Entries with figure data:
^^^^^^^^^^^^^^^^

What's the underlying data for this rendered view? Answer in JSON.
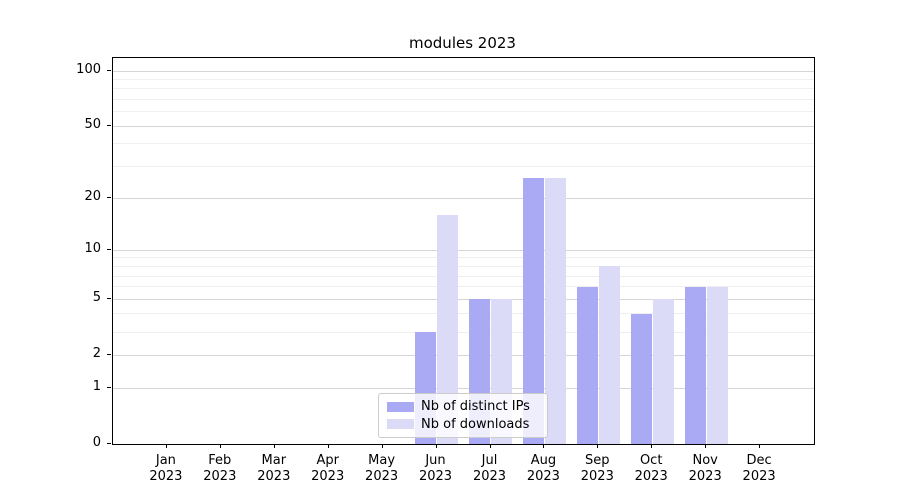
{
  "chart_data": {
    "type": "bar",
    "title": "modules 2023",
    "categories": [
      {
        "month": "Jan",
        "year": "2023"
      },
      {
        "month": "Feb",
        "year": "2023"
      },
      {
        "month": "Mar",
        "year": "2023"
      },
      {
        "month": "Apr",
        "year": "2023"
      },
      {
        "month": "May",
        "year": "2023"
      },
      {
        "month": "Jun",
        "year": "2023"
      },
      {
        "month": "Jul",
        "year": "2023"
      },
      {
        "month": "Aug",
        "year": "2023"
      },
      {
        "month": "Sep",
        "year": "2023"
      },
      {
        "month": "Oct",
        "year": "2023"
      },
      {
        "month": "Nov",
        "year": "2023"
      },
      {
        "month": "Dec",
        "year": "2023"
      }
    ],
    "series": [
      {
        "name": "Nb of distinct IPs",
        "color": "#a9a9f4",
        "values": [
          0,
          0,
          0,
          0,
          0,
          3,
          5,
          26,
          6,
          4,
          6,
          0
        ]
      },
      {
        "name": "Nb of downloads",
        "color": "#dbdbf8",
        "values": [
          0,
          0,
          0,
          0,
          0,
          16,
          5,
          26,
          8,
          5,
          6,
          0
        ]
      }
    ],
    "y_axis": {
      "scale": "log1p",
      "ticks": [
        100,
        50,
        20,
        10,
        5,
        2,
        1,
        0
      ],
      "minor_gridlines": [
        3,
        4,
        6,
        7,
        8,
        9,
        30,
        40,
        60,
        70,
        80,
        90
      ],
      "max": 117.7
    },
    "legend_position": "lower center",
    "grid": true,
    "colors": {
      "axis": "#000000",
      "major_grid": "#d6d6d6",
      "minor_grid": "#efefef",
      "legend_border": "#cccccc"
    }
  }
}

^^^^^^^^^^^^^^^^

> _The problem_:
Only a number is wanted: how many lines contain the word "month"?

> _Written answer_:
12